— start Given records —

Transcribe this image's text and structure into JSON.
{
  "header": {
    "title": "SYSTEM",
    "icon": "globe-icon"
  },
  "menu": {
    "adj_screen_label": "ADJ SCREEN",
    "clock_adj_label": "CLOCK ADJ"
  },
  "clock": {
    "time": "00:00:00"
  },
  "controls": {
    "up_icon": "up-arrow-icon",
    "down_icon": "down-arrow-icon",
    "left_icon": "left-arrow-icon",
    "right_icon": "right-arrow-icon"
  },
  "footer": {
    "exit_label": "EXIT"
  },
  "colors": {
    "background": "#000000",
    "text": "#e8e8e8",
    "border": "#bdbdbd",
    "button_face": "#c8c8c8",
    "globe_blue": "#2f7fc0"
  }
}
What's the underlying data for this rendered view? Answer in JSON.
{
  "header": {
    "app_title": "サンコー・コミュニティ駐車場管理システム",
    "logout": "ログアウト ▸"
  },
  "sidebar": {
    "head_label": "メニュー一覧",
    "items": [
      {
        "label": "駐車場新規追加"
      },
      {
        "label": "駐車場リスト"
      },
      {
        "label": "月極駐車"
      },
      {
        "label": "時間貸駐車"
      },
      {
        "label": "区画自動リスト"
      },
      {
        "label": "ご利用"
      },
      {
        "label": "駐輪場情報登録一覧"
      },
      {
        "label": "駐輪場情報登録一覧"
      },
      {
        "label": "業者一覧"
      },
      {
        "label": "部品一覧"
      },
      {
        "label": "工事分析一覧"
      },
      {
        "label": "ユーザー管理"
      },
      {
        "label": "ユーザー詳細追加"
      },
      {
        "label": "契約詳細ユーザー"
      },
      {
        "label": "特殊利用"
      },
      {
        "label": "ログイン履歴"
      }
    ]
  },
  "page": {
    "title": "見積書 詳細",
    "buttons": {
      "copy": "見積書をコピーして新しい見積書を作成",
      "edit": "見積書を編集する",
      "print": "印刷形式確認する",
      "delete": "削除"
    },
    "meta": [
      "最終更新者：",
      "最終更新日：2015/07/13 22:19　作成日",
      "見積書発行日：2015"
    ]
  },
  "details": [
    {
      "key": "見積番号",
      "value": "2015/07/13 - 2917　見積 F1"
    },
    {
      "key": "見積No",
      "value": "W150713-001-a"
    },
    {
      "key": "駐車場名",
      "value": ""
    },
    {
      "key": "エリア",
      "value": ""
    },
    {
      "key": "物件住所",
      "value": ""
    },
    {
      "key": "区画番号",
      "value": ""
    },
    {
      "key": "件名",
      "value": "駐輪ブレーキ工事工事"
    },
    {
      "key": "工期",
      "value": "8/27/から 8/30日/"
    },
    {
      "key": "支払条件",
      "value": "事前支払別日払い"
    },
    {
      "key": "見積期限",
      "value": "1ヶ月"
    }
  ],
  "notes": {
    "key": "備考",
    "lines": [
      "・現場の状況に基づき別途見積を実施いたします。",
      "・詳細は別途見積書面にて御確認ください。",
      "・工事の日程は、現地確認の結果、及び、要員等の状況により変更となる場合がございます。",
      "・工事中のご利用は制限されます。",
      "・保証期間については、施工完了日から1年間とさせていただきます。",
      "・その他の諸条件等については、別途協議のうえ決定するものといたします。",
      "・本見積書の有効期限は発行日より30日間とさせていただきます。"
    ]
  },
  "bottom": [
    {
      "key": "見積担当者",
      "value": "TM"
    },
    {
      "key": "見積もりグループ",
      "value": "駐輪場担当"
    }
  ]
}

— end Given records —

[Work to do]
Pull out every line holding "arrow" from the records above, and copy it.

[Output for this task]
    "up_icon": "up-arrow-icon",
    "down_icon": "down-arrow-icon",
    "left_icon": "left-arrow-icon",
    "right_icon": "right-arrow-icon"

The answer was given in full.